Only the number is wanted: how many lines of the data contain "savoir"?

[Records provided]:
╭──
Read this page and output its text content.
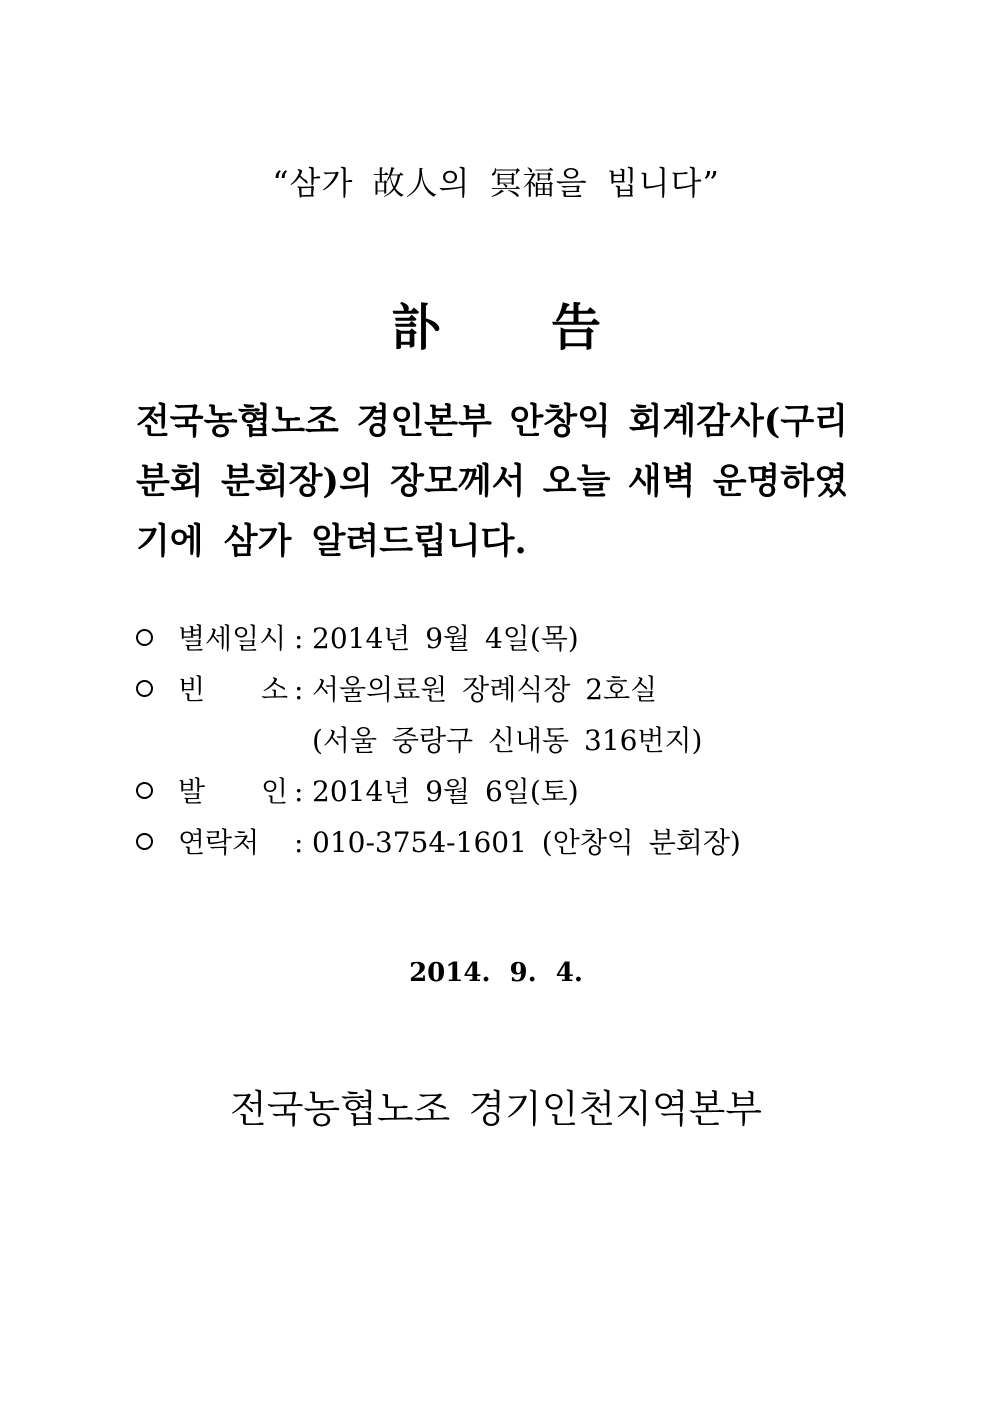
“삼가 故人의 冥福을 빕니다”
訃 告
전국농협노조 경인본부 안창익 회계감사(구리
분회 분회장)의 장모께서 오늘 새벽 운명하였
기에 삼가 알려드립니다.
별세일시 : 2014년 9월 4일(목)
빈 소 : 서울의료원 장례식장 2호실
(서울 중랑구 신내동 316번지)
발 인 : 2014년 9월 6일(토)
연락처	: 010-3754-1601 (안창익 분회장)
2014. 9. 4.
전국농협노조 경기인천지역본부
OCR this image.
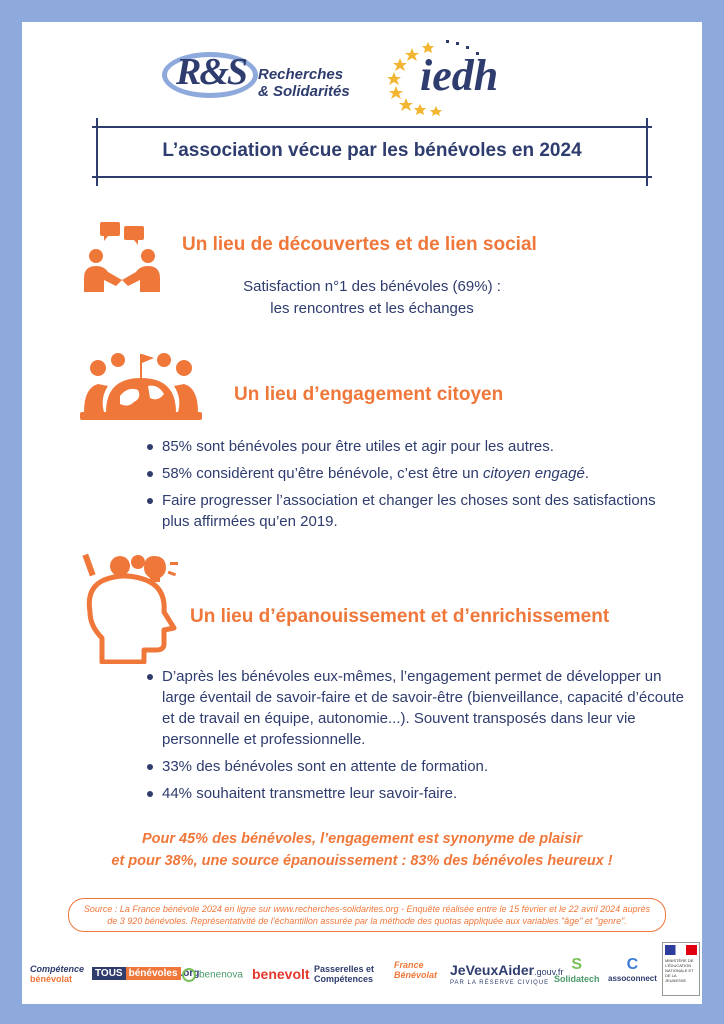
R&S Recherches
& Solidarités iedh
L’association vécue par les bénévoles en 2024
Un lieu de découvertes et de lien social
Satisfaction n°1 des bénévoles (69%) :
les rencontres et les échanges
Un lieu d’engagement citoyen
85% sont bénévoles pour être utiles et agir pour les autres.
58% considèrent qu’être bénévole, c’est être un citoyen engagé.
Faire progresser l’association et changer les choses sont des satisfactions plus affirmées qu’en 2019.
Un lieu d’épanouissement et d’enrichissement
D’après les bénévoles eux-mêmes, l’engagement permet de développer un large éventail de savoir-faire et de savoir-être (bienveillance, capacité d’écoute et de travail en équipe, autonomie...). Souvent transposés dans leur vie personnelle et professionnelle.
33% des bénévoles sont en attente de formation.
44% souhaitent transmettre leur savoir-faire.
Pour 45% des bénévoles, l’engagement est synonyme de plaisir
et pour 38%, une source épanouissement : 83% des bénévoles heureux !
Source : La France bénévole 2024 en ligne sur www.recherches-solidarites.org - Enquête réalisée entre le 15 février et le 22 avril 2024 auprès de 3 920 bénévoles. Représentativité de l’échantillon assurée par la méthode des quotas appliquée aux variables "âge" et "genre".
Compétence
bénévolat	TOUS bénévoles .org benenova benevolt Passerelles et
Compétences
France
Bénévolat JeVeuxAider.gouv.fr
PAR LA RÉSERVE CIVIQUE
S
Solidatech
C
assoconnect
MINISTÈRE DE L’ÉDUCATION NATIONALE ET DE LA JEUNESSE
╰──
[Worked solution]: 2